:: WHAT NEEDS TO BE DONE ::
Repeat the whole listing below, word for word.

[Stored data]
....

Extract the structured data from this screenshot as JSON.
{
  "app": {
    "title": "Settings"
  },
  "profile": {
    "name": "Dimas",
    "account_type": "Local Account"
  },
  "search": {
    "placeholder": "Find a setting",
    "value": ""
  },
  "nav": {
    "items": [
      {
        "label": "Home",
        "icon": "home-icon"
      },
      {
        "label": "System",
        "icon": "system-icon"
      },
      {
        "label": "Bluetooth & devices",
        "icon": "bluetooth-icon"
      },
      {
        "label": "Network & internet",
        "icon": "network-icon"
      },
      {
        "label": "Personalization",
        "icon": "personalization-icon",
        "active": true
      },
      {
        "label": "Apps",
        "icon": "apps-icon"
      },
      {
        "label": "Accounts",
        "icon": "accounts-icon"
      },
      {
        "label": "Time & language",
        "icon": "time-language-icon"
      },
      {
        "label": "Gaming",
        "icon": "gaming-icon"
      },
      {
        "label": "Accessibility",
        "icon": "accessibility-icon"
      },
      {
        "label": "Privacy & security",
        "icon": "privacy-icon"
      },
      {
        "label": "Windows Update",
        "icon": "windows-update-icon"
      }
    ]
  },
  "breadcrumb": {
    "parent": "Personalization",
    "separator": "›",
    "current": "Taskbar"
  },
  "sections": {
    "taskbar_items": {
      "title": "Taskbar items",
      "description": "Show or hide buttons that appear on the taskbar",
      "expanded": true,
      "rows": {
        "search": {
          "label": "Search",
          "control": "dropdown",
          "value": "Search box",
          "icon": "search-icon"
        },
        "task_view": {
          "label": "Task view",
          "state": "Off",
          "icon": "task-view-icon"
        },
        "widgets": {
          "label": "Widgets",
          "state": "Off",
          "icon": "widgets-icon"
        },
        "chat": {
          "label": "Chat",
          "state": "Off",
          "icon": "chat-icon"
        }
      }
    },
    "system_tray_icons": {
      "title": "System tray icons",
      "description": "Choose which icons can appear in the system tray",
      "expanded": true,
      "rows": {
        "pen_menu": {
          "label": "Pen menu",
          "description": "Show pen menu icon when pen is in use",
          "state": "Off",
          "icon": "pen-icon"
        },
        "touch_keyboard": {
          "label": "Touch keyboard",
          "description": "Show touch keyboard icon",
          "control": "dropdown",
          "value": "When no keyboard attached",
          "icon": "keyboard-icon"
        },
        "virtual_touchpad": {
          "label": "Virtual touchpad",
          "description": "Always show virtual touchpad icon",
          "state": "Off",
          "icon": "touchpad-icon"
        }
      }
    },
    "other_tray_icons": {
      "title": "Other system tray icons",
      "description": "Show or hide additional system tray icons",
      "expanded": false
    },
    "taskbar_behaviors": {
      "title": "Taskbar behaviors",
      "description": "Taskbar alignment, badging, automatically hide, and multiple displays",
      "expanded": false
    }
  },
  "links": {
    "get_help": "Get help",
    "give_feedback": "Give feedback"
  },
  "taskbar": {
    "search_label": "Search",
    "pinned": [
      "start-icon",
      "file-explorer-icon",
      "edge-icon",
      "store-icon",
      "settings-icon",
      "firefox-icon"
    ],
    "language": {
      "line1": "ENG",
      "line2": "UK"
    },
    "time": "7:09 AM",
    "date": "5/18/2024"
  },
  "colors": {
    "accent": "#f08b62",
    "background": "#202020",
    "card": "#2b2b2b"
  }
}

....

:: COMPLETED EXERCISE ::
Extract the structured data from this screenshot as JSON.
{
  "app": {
    "title": "Settings"
  },
  "profile": {
    "name": "Dimas",
    "account_type": "Local Account"
  },
  "search": {
    "placeholder": "Find a setting",
    "value": ""
  },
  "nav": {
    "items": [
      {
        "label": "Home",
        "icon": "home-icon"
      },
      {
        "label": "System",
        "icon": "system-icon"
      },
      {
        "label": "Bluetooth & devices",
        "icon": "bluetooth-icon"
      },
      {
        "label": "Network & internet",
        "icon": "network-icon"
      },
      {
        "label": "Personalization",
        "icon": "personalization-icon",
        "active": true
      },
      {
        "label": "Apps",
        "icon": "apps-icon"
      },
      {
        "label": "Accounts",
        "icon": "accounts-icon"
      },
      {
        "label": "Time & language",
        "icon": "time-language-icon"
      },
      {
        "label": "Gaming",
        "icon": "gaming-icon"
      },
      {
        "label": "Accessibility",
        "icon": "accessibility-icon"
      },
      {
        "label": "Privacy & security",
        "icon": "privacy-icon"
      },
      {
        "label": "Windows Update",
        "icon": "windows-update-icon"
      }
    ]
  },
  "breadcrumb": {
    "parent": "Personalization",
    "separator": "›",
    "current": "Taskbar"
  },
  "sections": {
    "taskbar_items": {
      "title": "Taskbar items",
      "description": "Show or hide buttons that appear on the taskbar",
      "expanded": true,
      "rows": {
        "search": {
          "label": "Search",
          "control": "dropdown",
          "value": "Search box",
          "icon": "search-icon"
        },
        "task_view": {
          "label": "Task view",
          "state": "Off",
          "icon": "task-view-icon"
        },
        "widgets": {
          "label": "Widgets",
          "state": "Off",
          "icon": "widgets-icon"
        },
        "chat": {
          "label": "Chat",
          "state": "Off",
          "icon": "chat-icon"
        }
      }
    },
    "system_tray_icons": {
      "title": "System tray icons",
      "description": "Choose which icons can appear in the system tray",
      "expanded": true,
      "rows": {
        "pen_menu": {
          "label": "Pen menu",
          "description": "Show pen menu icon when pen is in use",
          "state": "Off",
          "icon": "pen-icon"
        },
        "touch_keyboard": {
          "label": "Touch keyboard",
          "description": "Show touch keyboard icon",
          "control": "dropdown",
          "value": "When no keyboard attached",
          "icon": "keyboard-icon"
        },
        "virtual_touchpad": {
          "label": "Virtual touchpad",
          "description": "Always show virtual touchpad icon",
          "state": "Off",
          "icon": "touchpad-icon"
        }
      }
    },
    "other_tray_icons": {
      "title": "Other system tray icons",
      "description": "Show or hide additional system tray icons",
      "expanded": false
    },
    "taskbar_behaviors": {
      "title": "Taskbar behaviors",
      "description": "Taskbar alignment, badging, automatically hide, and multiple displays",
      "expanded": false
    }
  },
  "links": {
    "get_help": "Get help",
    "give_feedback": "Give feedback"
  },
  "taskbar": {
    "search_label": "Search",
    "pinned": [
      "start-icon",
      "file-explorer-icon",
      "edge-icon",
      "store-icon",
      "settings-icon",
      "firefox-icon"
    ],
    "language": {
      "line1": "ENG",
      "line2": "UK"
    },
    "time": "7:09 AM",
    "date": "5/18/2024"
  },
  "colors": {
    "accent": "#f08b62",
    "background": "#202020",
    "card": "#2b2b2b"
  }
}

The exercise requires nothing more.